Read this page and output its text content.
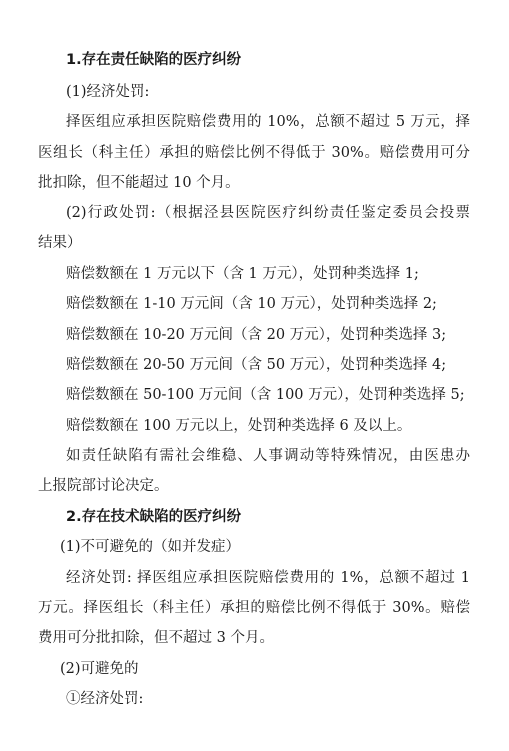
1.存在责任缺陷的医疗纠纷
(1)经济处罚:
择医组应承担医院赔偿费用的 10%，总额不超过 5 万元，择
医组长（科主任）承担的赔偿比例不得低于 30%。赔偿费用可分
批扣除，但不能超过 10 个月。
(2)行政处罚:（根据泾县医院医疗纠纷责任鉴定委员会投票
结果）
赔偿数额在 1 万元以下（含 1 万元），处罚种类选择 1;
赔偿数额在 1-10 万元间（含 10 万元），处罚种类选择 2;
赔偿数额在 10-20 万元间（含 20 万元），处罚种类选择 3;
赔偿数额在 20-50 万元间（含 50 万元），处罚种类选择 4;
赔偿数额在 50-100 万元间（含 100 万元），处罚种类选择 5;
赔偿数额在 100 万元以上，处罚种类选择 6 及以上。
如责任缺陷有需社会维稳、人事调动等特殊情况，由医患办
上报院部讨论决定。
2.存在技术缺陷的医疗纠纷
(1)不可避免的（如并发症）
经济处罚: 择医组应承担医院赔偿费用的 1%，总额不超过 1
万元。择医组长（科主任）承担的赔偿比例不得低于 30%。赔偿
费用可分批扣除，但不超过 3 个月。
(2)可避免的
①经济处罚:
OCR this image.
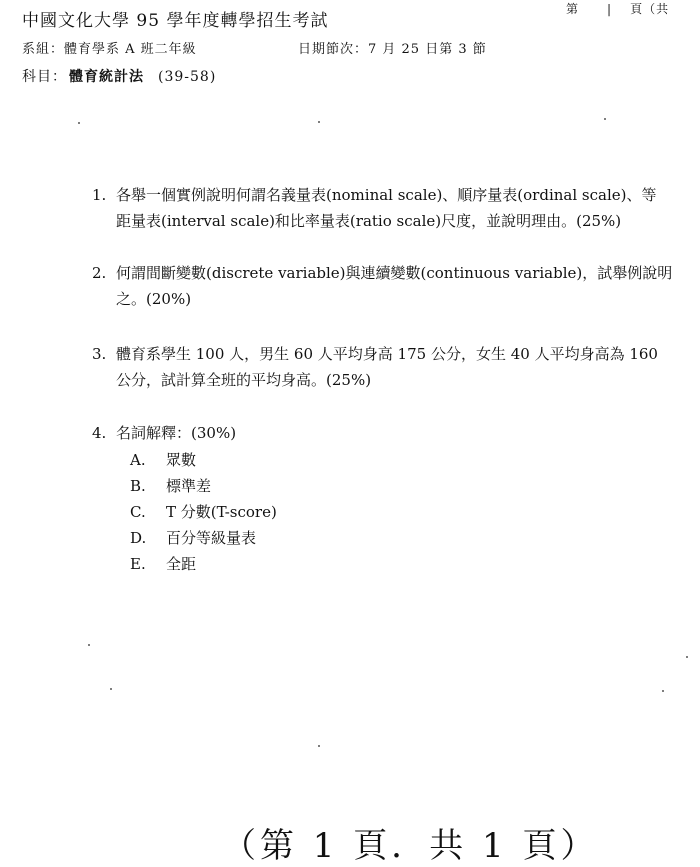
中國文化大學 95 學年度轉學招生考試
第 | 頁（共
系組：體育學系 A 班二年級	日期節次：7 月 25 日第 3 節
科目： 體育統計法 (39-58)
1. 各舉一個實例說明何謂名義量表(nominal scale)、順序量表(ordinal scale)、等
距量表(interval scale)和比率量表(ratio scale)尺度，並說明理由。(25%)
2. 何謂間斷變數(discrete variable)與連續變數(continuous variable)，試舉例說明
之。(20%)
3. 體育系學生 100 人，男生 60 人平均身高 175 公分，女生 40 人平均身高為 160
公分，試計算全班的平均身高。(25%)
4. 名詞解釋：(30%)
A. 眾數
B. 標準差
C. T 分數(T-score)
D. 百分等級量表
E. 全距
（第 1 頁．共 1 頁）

==============================

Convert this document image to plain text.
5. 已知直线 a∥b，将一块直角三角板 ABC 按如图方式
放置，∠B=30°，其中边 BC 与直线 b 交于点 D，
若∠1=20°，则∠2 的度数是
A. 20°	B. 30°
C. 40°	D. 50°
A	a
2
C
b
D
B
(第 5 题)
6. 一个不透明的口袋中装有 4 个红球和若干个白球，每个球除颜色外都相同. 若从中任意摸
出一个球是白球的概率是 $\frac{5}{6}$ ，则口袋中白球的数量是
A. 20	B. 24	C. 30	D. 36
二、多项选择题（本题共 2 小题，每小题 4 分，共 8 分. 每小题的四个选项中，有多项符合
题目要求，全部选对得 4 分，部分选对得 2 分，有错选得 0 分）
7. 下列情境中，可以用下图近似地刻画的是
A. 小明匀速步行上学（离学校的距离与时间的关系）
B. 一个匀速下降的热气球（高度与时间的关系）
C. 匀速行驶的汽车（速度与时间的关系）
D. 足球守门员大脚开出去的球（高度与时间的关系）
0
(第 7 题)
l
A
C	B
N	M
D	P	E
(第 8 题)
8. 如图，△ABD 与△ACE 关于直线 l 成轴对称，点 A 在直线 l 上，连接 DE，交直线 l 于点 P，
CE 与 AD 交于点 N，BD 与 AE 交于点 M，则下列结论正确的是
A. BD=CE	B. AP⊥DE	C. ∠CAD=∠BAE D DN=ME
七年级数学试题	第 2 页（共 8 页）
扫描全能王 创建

==============================

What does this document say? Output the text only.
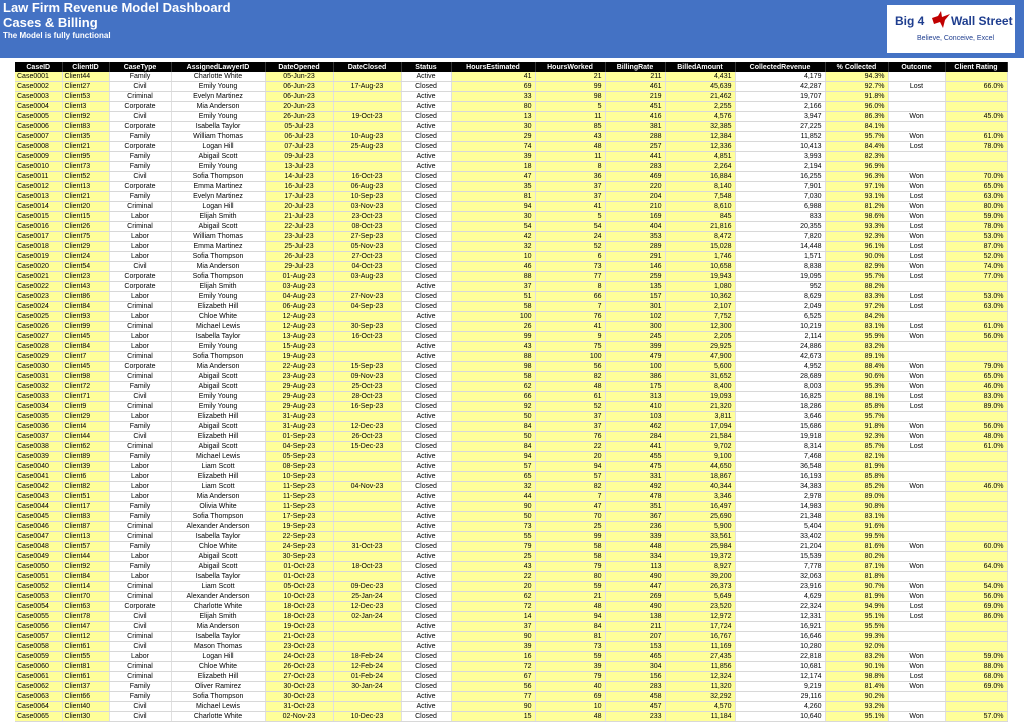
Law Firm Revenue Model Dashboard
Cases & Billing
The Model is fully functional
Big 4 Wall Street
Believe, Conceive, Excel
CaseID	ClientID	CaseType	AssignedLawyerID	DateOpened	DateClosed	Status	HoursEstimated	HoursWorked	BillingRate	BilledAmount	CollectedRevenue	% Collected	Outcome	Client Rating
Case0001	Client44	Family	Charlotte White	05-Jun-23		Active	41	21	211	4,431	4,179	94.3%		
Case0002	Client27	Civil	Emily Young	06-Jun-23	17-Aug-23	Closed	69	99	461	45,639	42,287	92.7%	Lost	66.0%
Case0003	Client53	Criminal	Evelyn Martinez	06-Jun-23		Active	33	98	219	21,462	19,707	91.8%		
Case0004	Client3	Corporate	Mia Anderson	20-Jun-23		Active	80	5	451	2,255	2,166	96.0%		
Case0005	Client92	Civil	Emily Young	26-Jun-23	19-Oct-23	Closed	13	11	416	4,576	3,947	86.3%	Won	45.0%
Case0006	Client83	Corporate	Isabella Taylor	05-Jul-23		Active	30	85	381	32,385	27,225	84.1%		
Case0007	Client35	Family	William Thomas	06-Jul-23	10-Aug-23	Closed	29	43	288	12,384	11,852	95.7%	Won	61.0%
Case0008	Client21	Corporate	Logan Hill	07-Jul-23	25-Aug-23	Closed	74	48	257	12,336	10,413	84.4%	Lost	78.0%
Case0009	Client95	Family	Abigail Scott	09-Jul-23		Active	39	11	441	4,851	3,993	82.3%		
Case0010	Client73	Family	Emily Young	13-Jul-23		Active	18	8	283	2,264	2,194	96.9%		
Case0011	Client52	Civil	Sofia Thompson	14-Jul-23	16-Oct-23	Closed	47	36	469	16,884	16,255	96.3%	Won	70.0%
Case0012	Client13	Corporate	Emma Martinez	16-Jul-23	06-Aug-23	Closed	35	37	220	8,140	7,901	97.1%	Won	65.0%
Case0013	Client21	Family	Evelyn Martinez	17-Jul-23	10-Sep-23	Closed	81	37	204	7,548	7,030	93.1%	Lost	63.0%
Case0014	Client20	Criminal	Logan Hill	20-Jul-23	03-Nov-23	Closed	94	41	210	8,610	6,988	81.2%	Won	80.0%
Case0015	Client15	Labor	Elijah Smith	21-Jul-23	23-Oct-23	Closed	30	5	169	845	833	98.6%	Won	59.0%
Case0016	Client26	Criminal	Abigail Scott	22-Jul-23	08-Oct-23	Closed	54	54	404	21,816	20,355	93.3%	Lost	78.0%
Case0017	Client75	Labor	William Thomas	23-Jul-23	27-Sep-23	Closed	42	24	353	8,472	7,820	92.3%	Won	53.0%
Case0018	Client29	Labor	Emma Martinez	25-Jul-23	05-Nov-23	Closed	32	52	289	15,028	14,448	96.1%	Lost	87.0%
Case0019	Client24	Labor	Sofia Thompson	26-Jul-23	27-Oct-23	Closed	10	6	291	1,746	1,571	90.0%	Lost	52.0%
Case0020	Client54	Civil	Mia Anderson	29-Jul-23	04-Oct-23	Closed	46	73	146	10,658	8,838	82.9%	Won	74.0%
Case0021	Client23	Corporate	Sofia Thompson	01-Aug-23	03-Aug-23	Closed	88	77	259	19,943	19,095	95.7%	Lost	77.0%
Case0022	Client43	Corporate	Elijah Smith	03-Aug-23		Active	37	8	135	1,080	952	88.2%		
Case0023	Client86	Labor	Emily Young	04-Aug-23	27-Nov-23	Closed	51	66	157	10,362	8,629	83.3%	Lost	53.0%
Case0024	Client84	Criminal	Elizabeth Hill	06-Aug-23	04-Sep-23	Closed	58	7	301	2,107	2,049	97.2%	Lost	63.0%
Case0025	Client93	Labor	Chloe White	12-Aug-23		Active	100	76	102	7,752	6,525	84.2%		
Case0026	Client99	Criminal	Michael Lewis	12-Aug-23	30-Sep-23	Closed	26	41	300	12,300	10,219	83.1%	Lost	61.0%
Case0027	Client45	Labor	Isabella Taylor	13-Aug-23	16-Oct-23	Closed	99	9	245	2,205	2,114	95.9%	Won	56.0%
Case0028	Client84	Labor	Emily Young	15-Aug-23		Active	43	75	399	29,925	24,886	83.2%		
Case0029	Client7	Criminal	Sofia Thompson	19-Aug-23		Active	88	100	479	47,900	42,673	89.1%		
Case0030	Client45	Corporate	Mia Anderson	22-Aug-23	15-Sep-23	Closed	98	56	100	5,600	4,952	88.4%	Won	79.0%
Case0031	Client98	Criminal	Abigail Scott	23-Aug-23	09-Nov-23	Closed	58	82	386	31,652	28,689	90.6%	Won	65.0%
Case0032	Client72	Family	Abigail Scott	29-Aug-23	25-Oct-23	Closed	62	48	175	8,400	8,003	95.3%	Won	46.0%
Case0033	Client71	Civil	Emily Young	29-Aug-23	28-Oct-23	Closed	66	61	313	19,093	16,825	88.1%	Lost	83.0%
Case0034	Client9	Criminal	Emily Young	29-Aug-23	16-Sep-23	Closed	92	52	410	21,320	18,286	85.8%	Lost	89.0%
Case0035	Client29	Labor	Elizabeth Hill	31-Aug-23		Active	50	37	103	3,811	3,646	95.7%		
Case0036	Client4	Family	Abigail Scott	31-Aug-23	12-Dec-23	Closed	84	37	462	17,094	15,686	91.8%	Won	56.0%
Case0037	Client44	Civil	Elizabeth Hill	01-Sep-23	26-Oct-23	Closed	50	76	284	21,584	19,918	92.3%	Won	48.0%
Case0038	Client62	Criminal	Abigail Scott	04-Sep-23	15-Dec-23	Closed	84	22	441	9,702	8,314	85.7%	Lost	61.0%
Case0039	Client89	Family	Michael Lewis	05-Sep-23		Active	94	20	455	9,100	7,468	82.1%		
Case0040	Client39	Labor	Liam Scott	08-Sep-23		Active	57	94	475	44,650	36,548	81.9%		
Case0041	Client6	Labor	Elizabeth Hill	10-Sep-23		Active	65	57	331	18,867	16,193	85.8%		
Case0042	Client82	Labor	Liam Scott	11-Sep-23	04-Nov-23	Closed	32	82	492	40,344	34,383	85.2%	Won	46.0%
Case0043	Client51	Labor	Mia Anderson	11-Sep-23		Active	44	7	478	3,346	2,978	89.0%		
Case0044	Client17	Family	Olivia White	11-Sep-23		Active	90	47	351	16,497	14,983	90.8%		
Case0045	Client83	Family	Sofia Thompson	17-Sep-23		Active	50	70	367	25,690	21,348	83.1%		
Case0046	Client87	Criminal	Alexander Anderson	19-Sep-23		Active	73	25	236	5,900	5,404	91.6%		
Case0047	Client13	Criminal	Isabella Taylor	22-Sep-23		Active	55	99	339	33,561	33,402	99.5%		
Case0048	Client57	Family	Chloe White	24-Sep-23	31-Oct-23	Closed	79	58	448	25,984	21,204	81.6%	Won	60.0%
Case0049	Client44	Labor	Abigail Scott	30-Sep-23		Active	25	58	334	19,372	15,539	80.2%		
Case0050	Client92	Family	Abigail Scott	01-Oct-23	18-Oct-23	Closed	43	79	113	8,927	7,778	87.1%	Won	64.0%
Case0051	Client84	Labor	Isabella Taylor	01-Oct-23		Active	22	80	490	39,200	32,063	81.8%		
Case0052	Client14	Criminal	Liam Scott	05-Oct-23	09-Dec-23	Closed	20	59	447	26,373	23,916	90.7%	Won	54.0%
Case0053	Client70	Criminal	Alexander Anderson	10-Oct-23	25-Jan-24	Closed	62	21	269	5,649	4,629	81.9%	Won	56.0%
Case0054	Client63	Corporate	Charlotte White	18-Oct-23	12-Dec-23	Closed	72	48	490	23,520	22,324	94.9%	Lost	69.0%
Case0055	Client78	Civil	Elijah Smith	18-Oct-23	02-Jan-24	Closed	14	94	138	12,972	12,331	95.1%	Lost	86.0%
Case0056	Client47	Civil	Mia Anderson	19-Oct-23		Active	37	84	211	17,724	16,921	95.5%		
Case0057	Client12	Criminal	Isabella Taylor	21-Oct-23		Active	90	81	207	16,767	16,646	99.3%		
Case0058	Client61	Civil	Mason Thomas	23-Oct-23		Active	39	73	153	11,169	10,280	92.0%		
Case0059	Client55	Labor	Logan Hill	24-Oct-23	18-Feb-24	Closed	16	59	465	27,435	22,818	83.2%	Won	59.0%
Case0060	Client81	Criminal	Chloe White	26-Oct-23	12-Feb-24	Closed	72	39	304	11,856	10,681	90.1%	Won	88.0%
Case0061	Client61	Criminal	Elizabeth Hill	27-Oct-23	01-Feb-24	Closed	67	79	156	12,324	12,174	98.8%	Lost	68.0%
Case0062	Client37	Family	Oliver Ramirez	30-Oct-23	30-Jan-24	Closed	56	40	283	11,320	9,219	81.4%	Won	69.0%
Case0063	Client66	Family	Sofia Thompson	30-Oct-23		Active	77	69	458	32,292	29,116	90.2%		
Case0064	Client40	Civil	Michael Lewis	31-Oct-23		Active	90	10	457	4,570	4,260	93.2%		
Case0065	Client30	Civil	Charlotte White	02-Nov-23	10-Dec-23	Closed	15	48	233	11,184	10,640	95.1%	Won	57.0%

==============================

→ Task directions: Select every line of the material above holding the word "Elizabeth" and copy it.

→ Correct result:
Case0024	Client84	Criminal	Elizabeth Hill	06-Aug-23	04-Sep-23	Closed	58	7	301	2,107	2,049	97.2%	Lost	63.0%
Case0035	Client29	Labor	Elizabeth Hill	31-Aug-23		Active	50	37	103	3,811	3,646	95.7%		
Case0037	Client44	Civil	Elizabeth Hill	01-Sep-23	26-Oct-23	Closed	50	76	284	21,584	19,918	92.3%	Won	48.0%
Case0041	Client6	Labor	Elizabeth Hill	10-Sep-23		Active	65	57	331	18,867	16,193	85.8%		
Case0061	Client61	Criminal	Elizabeth Hill	27-Oct-23	01-Feb-24	Closed	67	79	156	12,324	12,174	98.8%	Lost	68.0%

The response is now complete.